__WORK REQUIRED__: Each entry needs to be restated exactly as written.

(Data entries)
● ● ● ●

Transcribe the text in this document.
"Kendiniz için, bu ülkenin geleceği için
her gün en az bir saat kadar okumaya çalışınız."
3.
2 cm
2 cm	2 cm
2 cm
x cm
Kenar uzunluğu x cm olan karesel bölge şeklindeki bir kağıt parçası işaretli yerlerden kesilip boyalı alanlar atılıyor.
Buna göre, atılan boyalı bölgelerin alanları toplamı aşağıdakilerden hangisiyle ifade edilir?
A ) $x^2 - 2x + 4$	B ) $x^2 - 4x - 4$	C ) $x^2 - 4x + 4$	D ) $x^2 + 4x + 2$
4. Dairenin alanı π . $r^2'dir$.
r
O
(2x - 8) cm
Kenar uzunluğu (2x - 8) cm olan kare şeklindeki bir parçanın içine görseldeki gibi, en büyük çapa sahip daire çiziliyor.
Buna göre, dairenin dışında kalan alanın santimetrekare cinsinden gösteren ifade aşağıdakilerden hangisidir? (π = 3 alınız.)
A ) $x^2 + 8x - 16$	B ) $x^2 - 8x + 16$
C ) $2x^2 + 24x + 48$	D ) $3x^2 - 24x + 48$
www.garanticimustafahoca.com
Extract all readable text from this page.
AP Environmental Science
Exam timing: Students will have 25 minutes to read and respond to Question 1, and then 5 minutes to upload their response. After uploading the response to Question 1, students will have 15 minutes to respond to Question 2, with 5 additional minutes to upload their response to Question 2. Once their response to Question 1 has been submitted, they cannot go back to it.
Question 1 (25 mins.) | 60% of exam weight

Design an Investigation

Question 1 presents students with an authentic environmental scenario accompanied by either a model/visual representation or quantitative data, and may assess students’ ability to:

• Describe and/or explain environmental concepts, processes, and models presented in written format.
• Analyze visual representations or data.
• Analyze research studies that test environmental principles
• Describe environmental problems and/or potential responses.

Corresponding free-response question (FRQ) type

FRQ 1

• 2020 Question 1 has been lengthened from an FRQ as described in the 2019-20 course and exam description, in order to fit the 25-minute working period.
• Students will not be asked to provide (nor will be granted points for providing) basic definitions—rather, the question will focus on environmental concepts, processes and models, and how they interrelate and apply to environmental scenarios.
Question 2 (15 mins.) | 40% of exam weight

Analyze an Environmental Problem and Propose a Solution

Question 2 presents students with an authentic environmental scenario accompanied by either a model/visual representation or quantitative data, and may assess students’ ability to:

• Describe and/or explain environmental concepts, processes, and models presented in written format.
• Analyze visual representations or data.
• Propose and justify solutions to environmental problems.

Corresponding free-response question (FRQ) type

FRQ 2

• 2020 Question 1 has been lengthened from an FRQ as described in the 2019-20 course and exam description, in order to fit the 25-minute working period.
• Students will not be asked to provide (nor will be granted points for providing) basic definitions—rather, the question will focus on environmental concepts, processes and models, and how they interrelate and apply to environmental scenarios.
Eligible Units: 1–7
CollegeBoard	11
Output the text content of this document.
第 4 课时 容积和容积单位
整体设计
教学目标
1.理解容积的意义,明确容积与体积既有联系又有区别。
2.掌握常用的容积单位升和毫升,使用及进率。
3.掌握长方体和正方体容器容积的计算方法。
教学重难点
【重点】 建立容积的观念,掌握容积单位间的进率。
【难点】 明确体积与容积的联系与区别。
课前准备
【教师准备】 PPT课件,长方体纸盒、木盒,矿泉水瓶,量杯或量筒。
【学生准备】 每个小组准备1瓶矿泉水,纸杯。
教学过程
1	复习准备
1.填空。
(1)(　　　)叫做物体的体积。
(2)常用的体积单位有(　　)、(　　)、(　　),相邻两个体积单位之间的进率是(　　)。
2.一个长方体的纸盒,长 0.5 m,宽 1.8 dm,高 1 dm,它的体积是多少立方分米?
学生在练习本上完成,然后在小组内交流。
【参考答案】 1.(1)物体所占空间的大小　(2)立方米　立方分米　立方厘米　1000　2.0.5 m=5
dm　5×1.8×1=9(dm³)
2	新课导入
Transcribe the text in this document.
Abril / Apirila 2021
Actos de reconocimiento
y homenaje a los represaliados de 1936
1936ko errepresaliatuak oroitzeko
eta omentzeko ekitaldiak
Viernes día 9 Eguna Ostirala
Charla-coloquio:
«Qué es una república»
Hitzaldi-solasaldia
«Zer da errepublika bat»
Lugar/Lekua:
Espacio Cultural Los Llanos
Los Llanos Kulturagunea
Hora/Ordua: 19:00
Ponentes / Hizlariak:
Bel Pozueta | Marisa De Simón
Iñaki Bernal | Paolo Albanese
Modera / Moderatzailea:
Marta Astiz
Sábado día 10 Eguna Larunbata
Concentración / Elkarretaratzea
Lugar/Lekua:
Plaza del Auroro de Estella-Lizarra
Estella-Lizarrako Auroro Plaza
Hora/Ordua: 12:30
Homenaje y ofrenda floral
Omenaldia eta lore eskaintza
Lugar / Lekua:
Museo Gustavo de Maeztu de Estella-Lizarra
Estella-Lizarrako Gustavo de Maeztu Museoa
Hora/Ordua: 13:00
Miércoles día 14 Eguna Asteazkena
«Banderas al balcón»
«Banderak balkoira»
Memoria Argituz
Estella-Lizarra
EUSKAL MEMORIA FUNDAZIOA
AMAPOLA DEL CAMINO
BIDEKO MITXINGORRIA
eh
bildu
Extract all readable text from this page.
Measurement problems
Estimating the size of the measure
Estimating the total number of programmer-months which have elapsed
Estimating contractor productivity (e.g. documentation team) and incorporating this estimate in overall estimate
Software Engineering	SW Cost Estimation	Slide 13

● ● ● ●

__EXERCISE OUTPUT__:
Transcribe the text in this document.
"Kendiniz için, bu ülkenin geleceği için
her gün en az bir saat kadar okumaya çalışınız."
3.
2 cm
2 cm	2 cm
2 cm
x cm
Kenar uzunluğu x cm olan karesel bölge şeklindeki bir kağıt parçası işaretli yerlerden kesilip boyalı alanlar atılıyor.
Buna göre, atılan boyalı bölgelerin alanları toplamı aşağıdakilerden hangisiyle ifade edilir?
A ) $x^2 - 2x + 4$	B ) $x^2 - 4x - 4$	C ) $x^2 - 4x + 4$	D ) $x^2 + 4x + 2$
4. Dairenin alanı π . $r^2'dir$.
r
O
(2x - 8) cm
Kenar uzunluğu (2x - 8) cm olan kare şeklindeki bir parçanın içine görseldeki gibi, en büyük çapa sahip daire çiziliyor.
Buna göre, dairenin dışında kalan alanın santimetrekare cinsinden gösteren ifade aşağıdakilerden hangisidir? (π = 3 alınız.)
A ) $x^2 + 8x - 16$	B ) $x^2 - 8x + 16$
C ) $2x^2 + 24x + 48$	D ) $3x^2 - 24x + 48$
www.garanticimustafahoca.com
Extract all readable text from this page.
AP Environmental Science
Exam timing: Students will have 25 minutes to read and respond to Question 1, and then 5 minutes to upload their response. After uploading the response to Question 1, students will have 15 minutes to respond to Question 2, with 5 additional minutes to upload their response to Question 2. Once their response to Question 1 has been submitted, they cannot go back to it.
Question 1 (25 mins.) | 60% of exam weight

Design an Investigation

Question 1 presents students with an authentic environmental scenario accompanied by either a model/visual representation or quantitative data, and may assess students’ ability to:

• Describe and/or explain environmental concepts, processes, and models presented in written format.
• Analyze visual representations or data.
• Analyze research studies that test environmental principles
• Describe environmental problems and/or potential responses.

Corresponding free-response question (FRQ) type

FRQ 1

• 2020 Question 1 has been lengthened from an FRQ as described in the 2019-20 course and exam description, in order to fit the 25-minute working period.
• Students will not be asked to provide (nor will be granted points for providing) basic definitions—rather, the question will focus on environmental concepts, processes and models, and how they interrelate and apply to environmental scenarios.
Question 2 (15 mins.) | 40% of exam weight

Analyze an Environmental Problem and Propose a Solution

Question 2 presents students with an authentic environmental scenario accompanied by either a model/visual representation or quantitative data, and may assess students’ ability to:

• Describe and/or explain environmental concepts, processes, and models presented in written format.
• Analyze visual representations or data.
• Propose and justify solutions to environmental problems.

Corresponding free-response question (FRQ) type

FRQ 2

• 2020 Question 1 has been lengthened from an FRQ as described in the 2019-20 course and exam description, in order to fit the 25-minute working period.
• Students will not be asked to provide (nor will be granted points for providing) basic definitions—rather, the question will focus on environmental concepts, processes and models, and how they interrelate and apply to environmental scenarios.
Eligible Units: 1–7
CollegeBoard	11
Output the text content of this document.
第 4 课时 容积和容积单位
整体设计
教学目标
1.理解容积的意义,明确容积与体积既有联系又有区别。
2.掌握常用的容积单位升和毫升,使用及进率。
3.掌握长方体和正方体容器容积的计算方法。
教学重难点
【重点】 建立容积的观念,掌握容积单位间的进率。
【难点】 明确体积与容积的联系与区别。
课前准备
【教师准备】 PPT课件,长方体纸盒、木盒,矿泉水瓶,量杯或量筒。
【学生准备】 每个小组准备1瓶矿泉水,纸杯。
教学过程
1	复习准备
1.填空。
(1)(　　　)叫做物体的体积。
(2)常用的体积单位有(　　)、(　　)、(　　),相邻两个体积单位之间的进率是(　　)。
2.一个长方体的纸盒,长 0.5 m,宽 1.8 dm,高 1 dm,它的体积是多少立方分米?
学生在练习本上完成,然后在小组内交流。
【参考答案】 1.(1)物体所占空间的大小　(2)立方米　立方分米　立方厘米　1000　2.0.5 m=5
dm　5×1.8×1=9(dm³)
2	新课导入
Transcribe the text in this document.
Abril / Apirila 2021
Actos de reconocimiento
y homenaje a los represaliados de 1936
1936ko errepresaliatuak oroitzeko
eta omentzeko ekitaldiak
Viernes día 9 Eguna Ostirala
Charla-coloquio:
«Qué es una república»
Hitzaldi-solasaldia
«Zer da errepublika bat»
Lugar/Lekua:
Espacio Cultural Los Llanos
Los Llanos Kulturagunea
Hora/Ordua: 19:00
Ponentes / Hizlariak:
Bel Pozueta | Marisa De Simón
Iñaki Bernal | Paolo Albanese
Modera / Moderatzailea:
Marta Astiz
Sábado día 10 Eguna Larunbata
Concentración / Elkarretaratzea
Lugar/Lekua:
Plaza del Auroro de Estella-Lizarra
Estella-Lizarrako Auroro Plaza
Hora/Ordua: 12:30
Homenaje y ofrenda floral
Omenaldia eta lore eskaintza
Lugar / Lekua:
Museo Gustavo de Maeztu de Estella-Lizarra
Estella-Lizarrako Gustavo de Maeztu Museoa
Hora/Ordua: 13:00
Miércoles día 14 Eguna Asteazkena
«Banderas al balcón»
«Banderak balkoira»
Memoria Argituz
Estella-Lizarra
EUSKAL MEMORIA FUNDAZIOA
AMAPOLA DEL CAMINO
BIDEKO MITXINGORRIA
eh
bildu
Extract all readable text from this page.
Measurement problems
Estimating the size of the measure
Estimating the total number of programmer-months which have elapsed
Estimating contractor productivity (e.g. documentation team) and incorporating this estimate in overall estimate
Software Engineering	SW Cost Estimation	Slide 13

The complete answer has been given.